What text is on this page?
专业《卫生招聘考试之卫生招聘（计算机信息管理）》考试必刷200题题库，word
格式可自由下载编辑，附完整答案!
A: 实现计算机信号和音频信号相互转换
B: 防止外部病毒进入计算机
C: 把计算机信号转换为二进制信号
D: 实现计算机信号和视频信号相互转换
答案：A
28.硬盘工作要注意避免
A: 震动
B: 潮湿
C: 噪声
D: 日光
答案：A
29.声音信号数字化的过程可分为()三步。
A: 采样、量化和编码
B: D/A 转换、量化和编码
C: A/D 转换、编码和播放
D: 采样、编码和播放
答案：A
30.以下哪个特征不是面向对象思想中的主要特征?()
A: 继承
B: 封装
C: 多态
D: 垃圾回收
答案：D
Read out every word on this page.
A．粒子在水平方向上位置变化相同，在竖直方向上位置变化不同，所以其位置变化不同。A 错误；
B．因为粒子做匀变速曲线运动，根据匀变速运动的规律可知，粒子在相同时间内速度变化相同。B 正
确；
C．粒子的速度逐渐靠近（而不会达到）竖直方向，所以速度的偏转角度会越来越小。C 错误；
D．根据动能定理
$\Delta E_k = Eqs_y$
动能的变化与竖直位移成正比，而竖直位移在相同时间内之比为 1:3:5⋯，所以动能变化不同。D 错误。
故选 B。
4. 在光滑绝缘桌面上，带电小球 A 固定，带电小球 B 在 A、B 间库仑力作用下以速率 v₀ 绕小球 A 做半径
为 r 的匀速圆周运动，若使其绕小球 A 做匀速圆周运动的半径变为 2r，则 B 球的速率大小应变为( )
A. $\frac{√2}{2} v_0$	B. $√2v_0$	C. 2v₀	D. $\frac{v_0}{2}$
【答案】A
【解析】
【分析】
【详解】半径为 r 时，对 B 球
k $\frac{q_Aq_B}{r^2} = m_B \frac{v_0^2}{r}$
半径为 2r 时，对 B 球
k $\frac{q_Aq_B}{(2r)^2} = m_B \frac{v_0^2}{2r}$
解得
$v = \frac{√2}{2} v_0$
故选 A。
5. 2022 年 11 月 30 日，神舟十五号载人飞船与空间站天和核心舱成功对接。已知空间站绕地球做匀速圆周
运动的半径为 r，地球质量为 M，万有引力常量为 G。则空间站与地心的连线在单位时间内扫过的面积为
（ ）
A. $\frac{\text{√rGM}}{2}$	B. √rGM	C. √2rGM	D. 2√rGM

========

» Work to be completed:
Pull out all lines in the data above that include "frac".

» Result for this exercise:
A. $\frac{√2}{2} v_0$	B. $√2v_0$	C. 2v₀	D. $\frac{v_0}{2}$
k $\frac{q_Aq_B}{r^2} = m_B \frac{v_0^2}{r}$
k $\frac{q_Aq_B}{(2r)^2} = m_B \frac{v_0^2}{2r}$
$v = \frac{√2}{2} v_0$
A. $\frac{\text{√rGM}}{2}$	B. √rGM	C. √2rGM	D. 2√rGM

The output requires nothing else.